WORK TO COMPLETE:
Give an exact copy of every line, leaving images out.

Records excerpted from a collection
<<<<

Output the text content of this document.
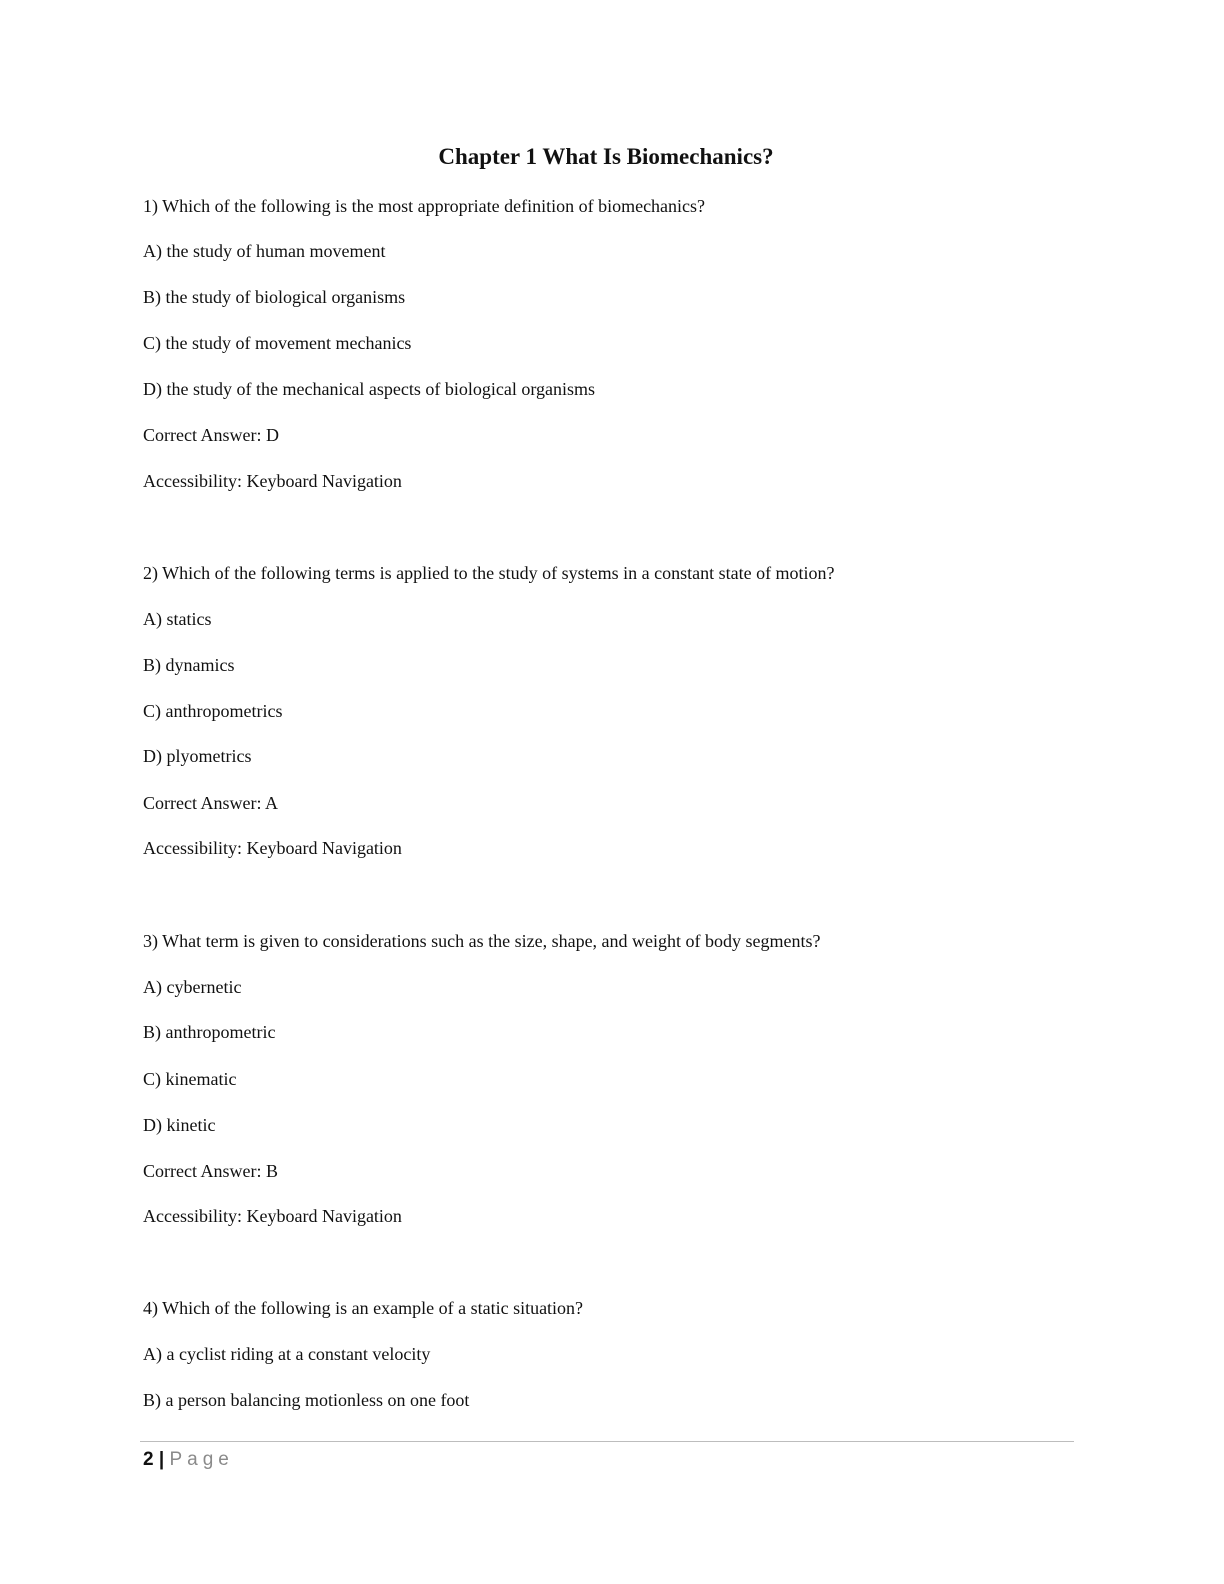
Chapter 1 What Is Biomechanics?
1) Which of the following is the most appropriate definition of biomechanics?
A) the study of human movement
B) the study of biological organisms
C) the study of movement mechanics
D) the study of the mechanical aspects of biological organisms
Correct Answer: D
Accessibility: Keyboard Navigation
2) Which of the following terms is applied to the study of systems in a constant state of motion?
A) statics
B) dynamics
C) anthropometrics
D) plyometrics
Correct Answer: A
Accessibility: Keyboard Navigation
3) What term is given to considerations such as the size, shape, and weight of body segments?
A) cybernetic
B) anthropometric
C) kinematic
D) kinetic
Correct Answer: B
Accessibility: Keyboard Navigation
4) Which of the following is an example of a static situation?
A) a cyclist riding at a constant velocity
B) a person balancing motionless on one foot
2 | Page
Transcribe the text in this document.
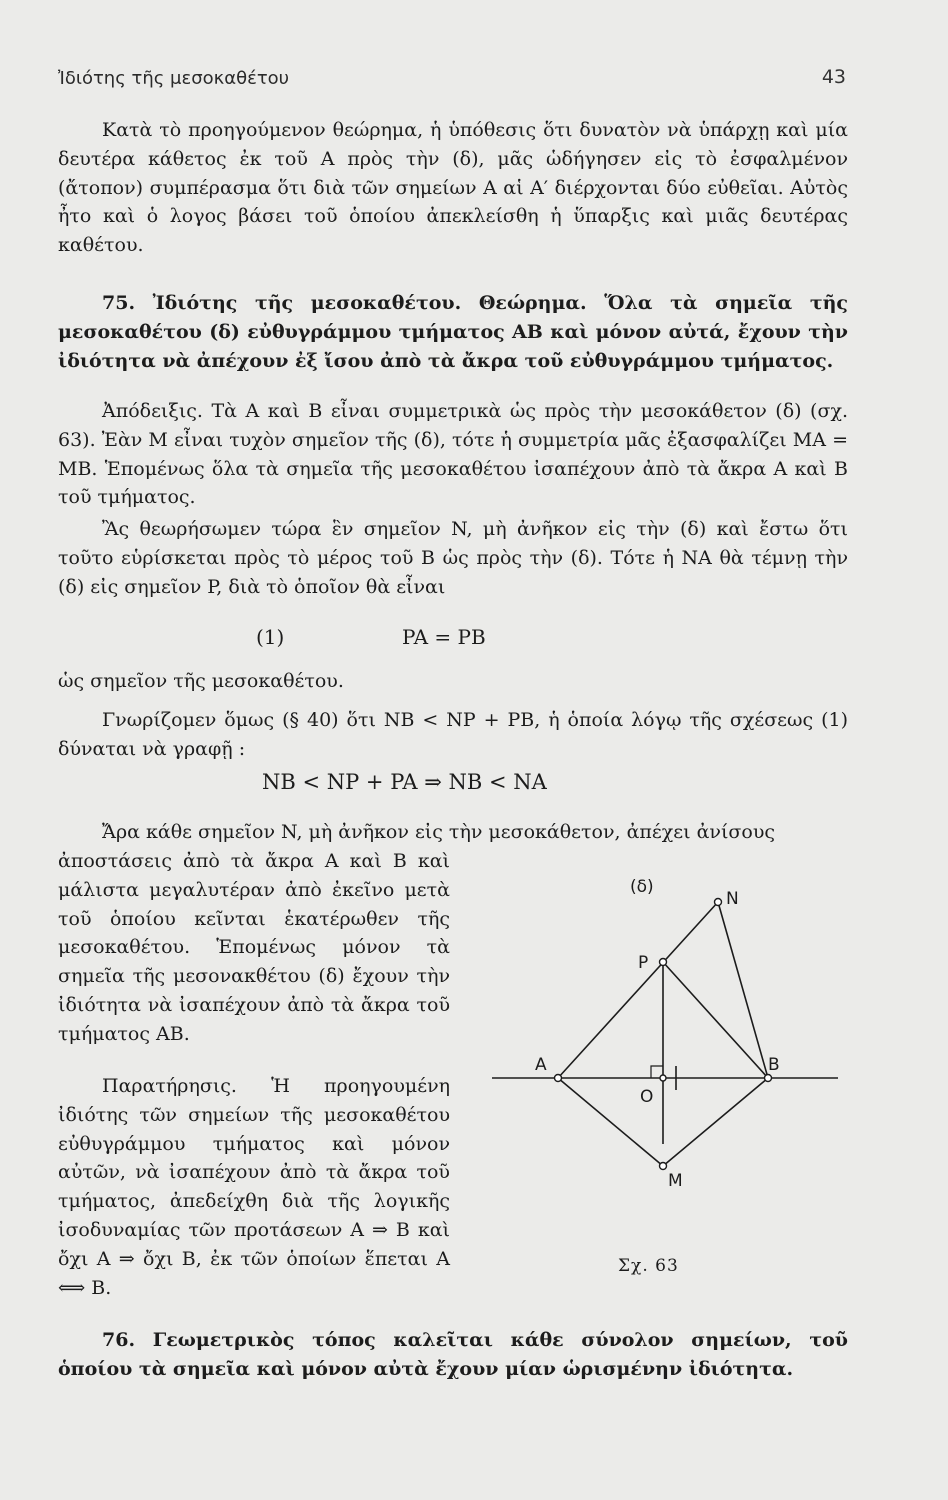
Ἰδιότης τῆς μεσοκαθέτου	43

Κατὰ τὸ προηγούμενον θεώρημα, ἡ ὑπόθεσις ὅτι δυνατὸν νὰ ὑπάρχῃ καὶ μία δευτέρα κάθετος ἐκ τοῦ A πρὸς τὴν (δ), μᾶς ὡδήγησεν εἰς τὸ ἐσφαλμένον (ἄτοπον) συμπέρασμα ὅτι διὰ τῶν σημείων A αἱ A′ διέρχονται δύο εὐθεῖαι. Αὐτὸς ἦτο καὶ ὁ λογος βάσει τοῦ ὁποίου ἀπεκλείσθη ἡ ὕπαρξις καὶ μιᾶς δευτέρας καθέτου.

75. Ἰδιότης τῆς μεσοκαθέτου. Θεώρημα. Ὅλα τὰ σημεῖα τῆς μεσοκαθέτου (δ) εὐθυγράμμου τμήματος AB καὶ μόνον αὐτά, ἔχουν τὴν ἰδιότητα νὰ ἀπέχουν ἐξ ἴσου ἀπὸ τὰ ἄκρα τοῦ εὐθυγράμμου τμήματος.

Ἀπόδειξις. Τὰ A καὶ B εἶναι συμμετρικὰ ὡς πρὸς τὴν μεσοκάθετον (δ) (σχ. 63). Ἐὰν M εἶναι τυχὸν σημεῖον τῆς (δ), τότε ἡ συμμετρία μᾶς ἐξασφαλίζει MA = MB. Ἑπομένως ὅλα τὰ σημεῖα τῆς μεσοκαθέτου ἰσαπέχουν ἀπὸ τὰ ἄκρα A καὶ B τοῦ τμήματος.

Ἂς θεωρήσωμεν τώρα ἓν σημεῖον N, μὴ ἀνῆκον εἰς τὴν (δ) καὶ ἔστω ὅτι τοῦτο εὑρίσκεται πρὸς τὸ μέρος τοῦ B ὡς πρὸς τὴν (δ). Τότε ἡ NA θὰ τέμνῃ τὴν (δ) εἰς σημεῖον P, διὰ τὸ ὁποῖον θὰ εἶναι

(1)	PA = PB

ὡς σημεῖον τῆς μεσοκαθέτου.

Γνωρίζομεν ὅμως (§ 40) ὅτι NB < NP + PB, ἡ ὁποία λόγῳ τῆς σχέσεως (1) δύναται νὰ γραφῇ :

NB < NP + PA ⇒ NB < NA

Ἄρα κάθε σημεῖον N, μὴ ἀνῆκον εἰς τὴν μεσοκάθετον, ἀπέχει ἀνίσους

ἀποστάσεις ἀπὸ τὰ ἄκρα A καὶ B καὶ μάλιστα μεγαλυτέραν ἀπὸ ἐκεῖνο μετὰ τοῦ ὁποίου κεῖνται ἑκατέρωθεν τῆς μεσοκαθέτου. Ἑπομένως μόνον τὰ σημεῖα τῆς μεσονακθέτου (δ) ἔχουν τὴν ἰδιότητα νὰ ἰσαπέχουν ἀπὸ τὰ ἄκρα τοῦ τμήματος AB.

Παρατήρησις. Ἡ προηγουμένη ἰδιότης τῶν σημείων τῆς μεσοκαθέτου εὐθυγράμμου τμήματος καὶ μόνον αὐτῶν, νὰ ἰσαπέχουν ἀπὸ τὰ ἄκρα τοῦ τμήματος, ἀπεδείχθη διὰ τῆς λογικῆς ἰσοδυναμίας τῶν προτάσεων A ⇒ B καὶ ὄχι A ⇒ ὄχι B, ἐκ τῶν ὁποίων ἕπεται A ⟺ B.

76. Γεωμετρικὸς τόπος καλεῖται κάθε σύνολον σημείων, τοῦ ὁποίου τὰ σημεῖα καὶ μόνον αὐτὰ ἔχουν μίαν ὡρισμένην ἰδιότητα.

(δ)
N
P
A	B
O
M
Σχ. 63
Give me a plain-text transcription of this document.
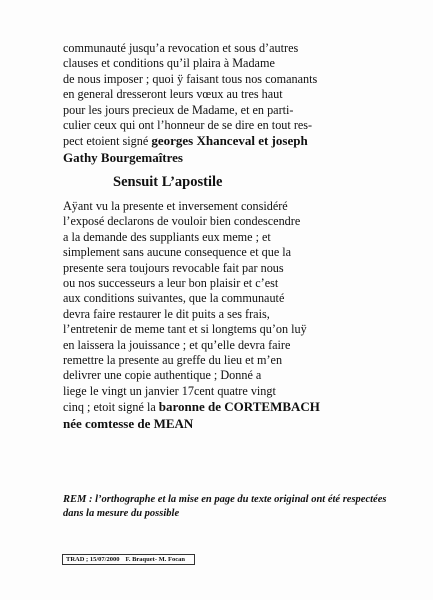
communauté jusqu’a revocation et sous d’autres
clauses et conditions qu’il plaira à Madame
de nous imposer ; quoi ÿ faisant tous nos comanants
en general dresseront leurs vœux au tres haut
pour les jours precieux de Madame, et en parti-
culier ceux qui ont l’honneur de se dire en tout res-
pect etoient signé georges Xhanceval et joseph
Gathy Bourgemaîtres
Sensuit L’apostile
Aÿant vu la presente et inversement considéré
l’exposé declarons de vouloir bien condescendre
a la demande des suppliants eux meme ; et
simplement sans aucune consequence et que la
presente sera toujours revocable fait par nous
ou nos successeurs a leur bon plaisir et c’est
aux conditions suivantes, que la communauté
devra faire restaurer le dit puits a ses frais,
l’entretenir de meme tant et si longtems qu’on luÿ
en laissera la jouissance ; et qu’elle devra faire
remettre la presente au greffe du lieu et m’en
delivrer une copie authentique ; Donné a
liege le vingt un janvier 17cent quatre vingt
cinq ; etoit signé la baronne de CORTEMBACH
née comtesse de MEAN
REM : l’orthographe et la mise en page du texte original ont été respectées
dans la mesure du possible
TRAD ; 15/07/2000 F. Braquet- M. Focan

>>>>

PROBLEM SOLUTION:
Output the text content of this document.
Chapter 1 What Is Biomechanics?
1) Which of the following is the most appropriate definition of biomechanics?
A) the study of human movement
B) the study of biological organisms
C) the study of movement mechanics
D) the study of the mechanical aspects of biological organisms
Correct Answer: D
Accessibility: Keyboard Navigation
2) Which of the following terms is applied to the study of systems in a constant state of motion?
A) statics
B) dynamics
C) anthropometrics
D) plyometrics
Correct Answer: A
Accessibility: Keyboard Navigation
3) What term is given to considerations such as the size, shape, and weight of body segments?
A) cybernetic
B) anthropometric
C) kinematic
D) kinetic
Correct Answer: B
Accessibility: Keyboard Navigation
4) Which of the following is an example of a static situation?
A) a cyclist riding at a constant velocity
B) a person balancing motionless on one foot
2 | Page
Transcribe the text in this document.
Ἰδιότης τῆς μεσοκαθέτου	43

Κατὰ τὸ προηγούμενον θεώρημα, ἡ ὑπόθεσις ὅτι δυνατὸν νὰ ὑπάρχῃ καὶ μία δευτέρα κάθετος ἐκ τοῦ A πρὸς τὴν (δ), μᾶς ὡδήγησεν εἰς τὸ ἐσφαλμένον (ἄτοπον) συμπέρασμα ὅτι διὰ τῶν σημείων A αἱ A′ διέρχονται δύο εὐθεῖαι. Αὐτὸς ἦτο καὶ ὁ λογος βάσει τοῦ ὁποίου ἀπεκλείσθη ἡ ὕπαρξις καὶ μιᾶς δευτέρας καθέτου.

75. Ἰδιότης τῆς μεσοκαθέτου. Θεώρημα. Ὅλα τὰ σημεῖα τῆς μεσοκαθέτου (δ) εὐθυγράμμου τμήματος AB καὶ μόνον αὐτά, ἔχουν τὴν ἰδιότητα νὰ ἀπέχουν ἐξ ἴσου ἀπὸ τὰ ἄκρα τοῦ εὐθυγράμμου τμήματος.

Ἀπόδειξις. Τὰ A καὶ B εἶναι συμμετρικὰ ὡς πρὸς τὴν μεσοκάθετον (δ) (σχ. 63). Ἐὰν M εἶναι τυχὸν σημεῖον τῆς (δ), τότε ἡ συμμετρία μᾶς ἐξασφαλίζει MA = MB. Ἑπομένως ὅλα τὰ σημεῖα τῆς μεσοκαθέτου ἰσαπέχουν ἀπὸ τὰ ἄκρα A καὶ B τοῦ τμήματος.

Ἂς θεωρήσωμεν τώρα ἓν σημεῖον N, μὴ ἀνῆκον εἰς τὴν (δ) καὶ ἔστω ὅτι τοῦτο εὑρίσκεται πρὸς τὸ μέρος τοῦ B ὡς πρὸς τὴν (δ). Τότε ἡ NA θὰ τέμνῃ τὴν (δ) εἰς σημεῖον P, διὰ τὸ ὁποῖον θὰ εἶναι

(1)	PA = PB

ὡς σημεῖον τῆς μεσοκαθέτου.

Γνωρίζομεν ὅμως (§ 40) ὅτι NB < NP + PB, ἡ ὁποία λόγῳ τῆς σχέσεως (1) δύναται νὰ γραφῇ :

NB < NP + PA ⇒ NB < NA

Ἄρα κάθε σημεῖον N, μὴ ἀνῆκον εἰς τὴν μεσοκάθετον, ἀπέχει ἀνίσους

ἀποστάσεις ἀπὸ τὰ ἄκρα A καὶ B καὶ μάλιστα μεγαλυτέραν ἀπὸ ἐκεῖνο μετὰ τοῦ ὁποίου κεῖνται ἑκατέρωθεν τῆς μεσοκαθέτου. Ἑπομένως μόνον τὰ σημεῖα τῆς μεσονακθέτου (δ) ἔχουν τὴν ἰδιότητα νὰ ἰσαπέχουν ἀπὸ τὰ ἄκρα τοῦ τμήματος AB.

Παρατήρησις. Ἡ προηγουμένη ἰδιότης τῶν σημείων τῆς μεσοκαθέτου εὐθυγράμμου τμήματος καὶ μόνον αὐτῶν, νὰ ἰσαπέχουν ἀπὸ τὰ ἄκρα τοῦ τμήματος, ἀπεδείχθη διὰ τῆς λογικῆς ἰσοδυναμίας τῶν προτάσεων A ⇒ B καὶ ὄχι A ⇒ ὄχι B, ἐκ τῶν ὁποίων ἕπεται A ⟺ B.

76. Γεωμετρικὸς τόπος καλεῖται κάθε σύνολον σημείων, τοῦ ὁποίου τὰ σημεῖα καὶ μόνον αὐτὰ ἔχουν μίαν ὡρισμένην ἰδιότητα.

(δ)
N
P
A	B
O
M
Σχ. 63
Give me a plain-text transcription of this document.
communauté jusqu’a revocation et sous d’autres
clauses et conditions qu’il plaira à Madame
de nous imposer ; quoi ÿ faisant tous nos comanants
en general dresseront leurs vœux au tres haut
pour les jours precieux de Madame, et en parti-
culier ceux qui ont l’honneur de se dire en tout res-
pect etoient signé georges Xhanceval et joseph
Gathy Bourgemaîtres
Sensuit L’apostile
Aÿant vu la presente et inversement considéré
l’exposé declarons de vouloir bien condescendre
a la demande des suppliants eux meme ; et
simplement sans aucune consequence et que la
presente sera toujours revocable fait par nous
ou nos successeurs a leur bon plaisir et c’est
aux conditions suivantes, que la communauté
devra faire restaurer le dit puits a ses frais,
l’entretenir de meme tant et si longtems qu’on luÿ
en laissera la jouissance ; et qu’elle devra faire
remettre la presente au greffe du lieu et m’en
delivrer une copie authentique ; Donné a
liege le vingt un janvier 17cent quatre vingt
cinq ; etoit signé la baronne de CORTEMBACH
née comtesse de MEAN
REM : l’orthographe et la mise en page du texte original ont été respectées
dans la mesure du possible
TRAD ; 15/07/2000 F. Braquet- M. Focan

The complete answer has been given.